-- START OF Material --
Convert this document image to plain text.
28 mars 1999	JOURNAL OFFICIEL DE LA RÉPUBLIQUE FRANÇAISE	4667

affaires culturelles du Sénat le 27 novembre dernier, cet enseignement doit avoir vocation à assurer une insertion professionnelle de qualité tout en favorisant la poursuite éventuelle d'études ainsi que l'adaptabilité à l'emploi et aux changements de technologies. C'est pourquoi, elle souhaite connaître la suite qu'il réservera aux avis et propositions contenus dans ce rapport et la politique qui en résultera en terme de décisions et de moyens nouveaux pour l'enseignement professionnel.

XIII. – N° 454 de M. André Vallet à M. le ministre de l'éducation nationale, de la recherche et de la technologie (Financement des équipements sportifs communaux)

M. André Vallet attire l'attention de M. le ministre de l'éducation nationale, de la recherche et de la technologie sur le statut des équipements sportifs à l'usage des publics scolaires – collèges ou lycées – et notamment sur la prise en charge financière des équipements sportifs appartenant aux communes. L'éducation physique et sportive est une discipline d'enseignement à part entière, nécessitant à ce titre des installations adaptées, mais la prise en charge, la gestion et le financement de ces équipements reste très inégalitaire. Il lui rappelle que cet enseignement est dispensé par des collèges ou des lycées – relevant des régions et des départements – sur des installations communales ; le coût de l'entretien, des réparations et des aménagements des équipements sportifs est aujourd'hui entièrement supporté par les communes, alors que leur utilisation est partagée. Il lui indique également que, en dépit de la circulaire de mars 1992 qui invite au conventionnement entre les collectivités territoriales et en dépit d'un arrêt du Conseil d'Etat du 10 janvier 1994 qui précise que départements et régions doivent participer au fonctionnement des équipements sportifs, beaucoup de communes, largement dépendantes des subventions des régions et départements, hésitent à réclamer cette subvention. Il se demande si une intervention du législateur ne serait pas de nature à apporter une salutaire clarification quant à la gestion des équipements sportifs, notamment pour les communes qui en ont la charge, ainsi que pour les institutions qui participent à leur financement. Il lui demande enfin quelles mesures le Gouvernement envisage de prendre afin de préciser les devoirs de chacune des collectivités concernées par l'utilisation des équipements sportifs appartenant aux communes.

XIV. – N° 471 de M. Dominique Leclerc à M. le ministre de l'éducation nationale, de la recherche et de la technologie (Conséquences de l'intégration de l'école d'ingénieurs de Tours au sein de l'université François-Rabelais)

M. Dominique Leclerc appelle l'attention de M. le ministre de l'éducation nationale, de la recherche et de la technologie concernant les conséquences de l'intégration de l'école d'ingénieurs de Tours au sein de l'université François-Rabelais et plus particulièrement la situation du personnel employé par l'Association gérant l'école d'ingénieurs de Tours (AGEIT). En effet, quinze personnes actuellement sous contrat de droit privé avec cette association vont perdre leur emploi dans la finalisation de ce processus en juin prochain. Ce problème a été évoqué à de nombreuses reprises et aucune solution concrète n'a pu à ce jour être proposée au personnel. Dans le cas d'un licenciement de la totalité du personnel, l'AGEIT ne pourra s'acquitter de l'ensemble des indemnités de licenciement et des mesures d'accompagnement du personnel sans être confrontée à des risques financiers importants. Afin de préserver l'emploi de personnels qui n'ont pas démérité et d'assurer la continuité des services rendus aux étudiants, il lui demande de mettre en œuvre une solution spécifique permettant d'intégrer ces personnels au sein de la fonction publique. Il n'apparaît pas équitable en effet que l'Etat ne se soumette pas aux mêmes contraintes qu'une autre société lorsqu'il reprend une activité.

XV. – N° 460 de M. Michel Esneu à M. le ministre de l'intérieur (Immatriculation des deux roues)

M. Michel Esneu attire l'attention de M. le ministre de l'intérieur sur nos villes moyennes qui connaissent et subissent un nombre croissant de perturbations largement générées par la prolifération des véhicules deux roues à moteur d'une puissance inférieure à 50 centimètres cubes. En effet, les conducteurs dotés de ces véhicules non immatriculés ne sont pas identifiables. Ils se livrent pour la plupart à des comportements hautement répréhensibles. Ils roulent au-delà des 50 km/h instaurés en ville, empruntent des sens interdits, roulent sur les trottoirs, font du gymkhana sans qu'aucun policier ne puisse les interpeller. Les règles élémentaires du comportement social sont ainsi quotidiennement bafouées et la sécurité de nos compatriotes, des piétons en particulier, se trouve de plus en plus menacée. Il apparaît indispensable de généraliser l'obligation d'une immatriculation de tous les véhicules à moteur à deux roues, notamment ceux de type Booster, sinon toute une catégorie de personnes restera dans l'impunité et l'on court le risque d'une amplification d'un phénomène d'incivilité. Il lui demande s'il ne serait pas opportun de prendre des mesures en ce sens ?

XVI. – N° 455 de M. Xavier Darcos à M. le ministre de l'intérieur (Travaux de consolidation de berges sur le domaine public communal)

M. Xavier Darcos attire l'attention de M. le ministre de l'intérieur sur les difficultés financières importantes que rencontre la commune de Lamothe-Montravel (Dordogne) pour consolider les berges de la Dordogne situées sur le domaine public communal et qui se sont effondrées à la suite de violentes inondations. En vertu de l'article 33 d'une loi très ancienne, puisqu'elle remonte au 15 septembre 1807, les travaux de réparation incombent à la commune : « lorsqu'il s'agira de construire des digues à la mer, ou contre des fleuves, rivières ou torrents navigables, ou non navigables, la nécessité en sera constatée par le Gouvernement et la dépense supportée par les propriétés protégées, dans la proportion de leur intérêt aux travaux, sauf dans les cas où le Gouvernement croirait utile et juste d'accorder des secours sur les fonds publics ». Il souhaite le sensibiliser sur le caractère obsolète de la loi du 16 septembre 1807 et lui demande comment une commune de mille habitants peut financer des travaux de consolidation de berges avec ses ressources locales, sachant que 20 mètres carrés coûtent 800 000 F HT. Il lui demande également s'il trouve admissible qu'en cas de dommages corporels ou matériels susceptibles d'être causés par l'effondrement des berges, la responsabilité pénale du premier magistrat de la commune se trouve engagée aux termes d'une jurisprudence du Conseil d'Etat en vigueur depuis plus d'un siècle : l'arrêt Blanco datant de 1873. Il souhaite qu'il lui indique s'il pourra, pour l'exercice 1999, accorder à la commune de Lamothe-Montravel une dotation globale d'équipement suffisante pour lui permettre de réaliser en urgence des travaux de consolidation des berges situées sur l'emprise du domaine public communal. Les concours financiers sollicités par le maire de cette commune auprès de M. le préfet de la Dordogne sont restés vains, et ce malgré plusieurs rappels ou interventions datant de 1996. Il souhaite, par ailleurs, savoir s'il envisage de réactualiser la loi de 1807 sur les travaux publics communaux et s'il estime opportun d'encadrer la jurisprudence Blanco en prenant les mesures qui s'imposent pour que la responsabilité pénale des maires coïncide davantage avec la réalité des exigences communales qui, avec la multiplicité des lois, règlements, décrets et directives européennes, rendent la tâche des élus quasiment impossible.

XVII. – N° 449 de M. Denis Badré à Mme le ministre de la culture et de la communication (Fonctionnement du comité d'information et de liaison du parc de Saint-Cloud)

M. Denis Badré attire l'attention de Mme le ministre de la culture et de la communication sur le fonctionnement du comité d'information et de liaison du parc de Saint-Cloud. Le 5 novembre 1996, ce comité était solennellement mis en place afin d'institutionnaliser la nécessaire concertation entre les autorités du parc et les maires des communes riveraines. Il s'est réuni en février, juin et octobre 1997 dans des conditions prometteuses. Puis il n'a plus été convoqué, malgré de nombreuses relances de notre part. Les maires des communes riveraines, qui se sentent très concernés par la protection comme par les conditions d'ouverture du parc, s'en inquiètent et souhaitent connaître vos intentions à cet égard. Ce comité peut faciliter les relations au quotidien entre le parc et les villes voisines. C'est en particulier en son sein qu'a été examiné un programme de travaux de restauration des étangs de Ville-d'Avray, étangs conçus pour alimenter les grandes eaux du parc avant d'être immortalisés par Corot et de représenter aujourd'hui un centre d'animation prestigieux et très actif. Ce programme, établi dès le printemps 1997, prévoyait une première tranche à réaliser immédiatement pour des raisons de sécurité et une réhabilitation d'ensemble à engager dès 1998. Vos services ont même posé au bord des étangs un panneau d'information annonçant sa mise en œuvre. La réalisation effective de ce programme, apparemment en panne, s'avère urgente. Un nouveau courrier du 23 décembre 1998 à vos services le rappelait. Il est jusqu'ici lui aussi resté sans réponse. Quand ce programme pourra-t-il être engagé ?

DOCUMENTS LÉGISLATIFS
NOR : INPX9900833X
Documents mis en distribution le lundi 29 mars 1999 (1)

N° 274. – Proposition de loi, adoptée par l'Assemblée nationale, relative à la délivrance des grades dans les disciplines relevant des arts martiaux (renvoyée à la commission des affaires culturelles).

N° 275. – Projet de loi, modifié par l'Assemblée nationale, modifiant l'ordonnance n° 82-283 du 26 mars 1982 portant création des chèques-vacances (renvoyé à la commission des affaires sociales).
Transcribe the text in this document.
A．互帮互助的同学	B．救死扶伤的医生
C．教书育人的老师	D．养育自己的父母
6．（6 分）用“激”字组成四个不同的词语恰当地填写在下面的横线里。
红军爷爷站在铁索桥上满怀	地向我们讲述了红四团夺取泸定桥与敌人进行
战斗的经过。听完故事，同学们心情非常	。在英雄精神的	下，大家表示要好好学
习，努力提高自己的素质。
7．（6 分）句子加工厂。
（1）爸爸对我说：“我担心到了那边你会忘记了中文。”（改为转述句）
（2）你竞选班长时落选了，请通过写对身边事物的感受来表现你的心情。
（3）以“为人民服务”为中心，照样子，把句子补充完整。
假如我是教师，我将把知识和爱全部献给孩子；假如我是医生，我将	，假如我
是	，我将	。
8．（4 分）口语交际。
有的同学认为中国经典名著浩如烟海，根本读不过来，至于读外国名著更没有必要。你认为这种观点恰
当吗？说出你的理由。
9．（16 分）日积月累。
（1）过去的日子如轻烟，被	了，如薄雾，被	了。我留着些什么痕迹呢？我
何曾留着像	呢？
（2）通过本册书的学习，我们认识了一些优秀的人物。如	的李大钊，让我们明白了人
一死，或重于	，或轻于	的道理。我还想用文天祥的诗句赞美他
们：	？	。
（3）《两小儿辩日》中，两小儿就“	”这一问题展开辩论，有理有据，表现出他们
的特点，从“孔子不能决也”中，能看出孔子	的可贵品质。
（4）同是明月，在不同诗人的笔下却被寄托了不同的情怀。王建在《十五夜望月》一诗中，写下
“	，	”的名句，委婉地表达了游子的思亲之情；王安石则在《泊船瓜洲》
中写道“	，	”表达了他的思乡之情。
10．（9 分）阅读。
-- END OF Material --
> [Task to carry out]:
Check each line of the records for "Michel" and copy the ones that contain it.

> [Solution for this task]:
XV. – N° 460 de M. Michel Esneu à M. le ministre de l'intérieur (Immatriculation des deux roues)
M. Michel Esneu attire l'attention de M. le ministre de l'intérieur sur nos villes moyennes qui connaissent et subissent un nombre croissant de perturbations largement générées par la prolifération des véhicules deux roues à moteur d'une puissance inférieure à 50 centimètres cubes. En effet, les conducteurs dotés de ces véhicules non immatriculés ne sont pas identifiables. Ils se livrent pour la plupart à des comportements hautement répréhensibles. Ils roulent au-delà des 50 km/h instaurés en ville, empruntent des sens interdits, roulent sur les trottoirs, font du gymkhana sans qu'aucun policier ne puisse les interpeller. Les règles élémentaires du comportement social sont ainsi quotidiennement bafouées et la sécurité de nos compatriotes, des piétons en particulier, se trouve de plus en plus menacée. Il apparaît indispensable de généraliser l'obligation d'une immatriculation de tous les véhicules à moteur à deux roues, notamment ceux de type Booster, sinon toute une catégorie de personnes restera dans l'impunité et l'on court le risque d'une amplification d'un phénomène d'incivilité. Il lui demande s'il ne serait pas opportun de prendre des mesures en ce sens ?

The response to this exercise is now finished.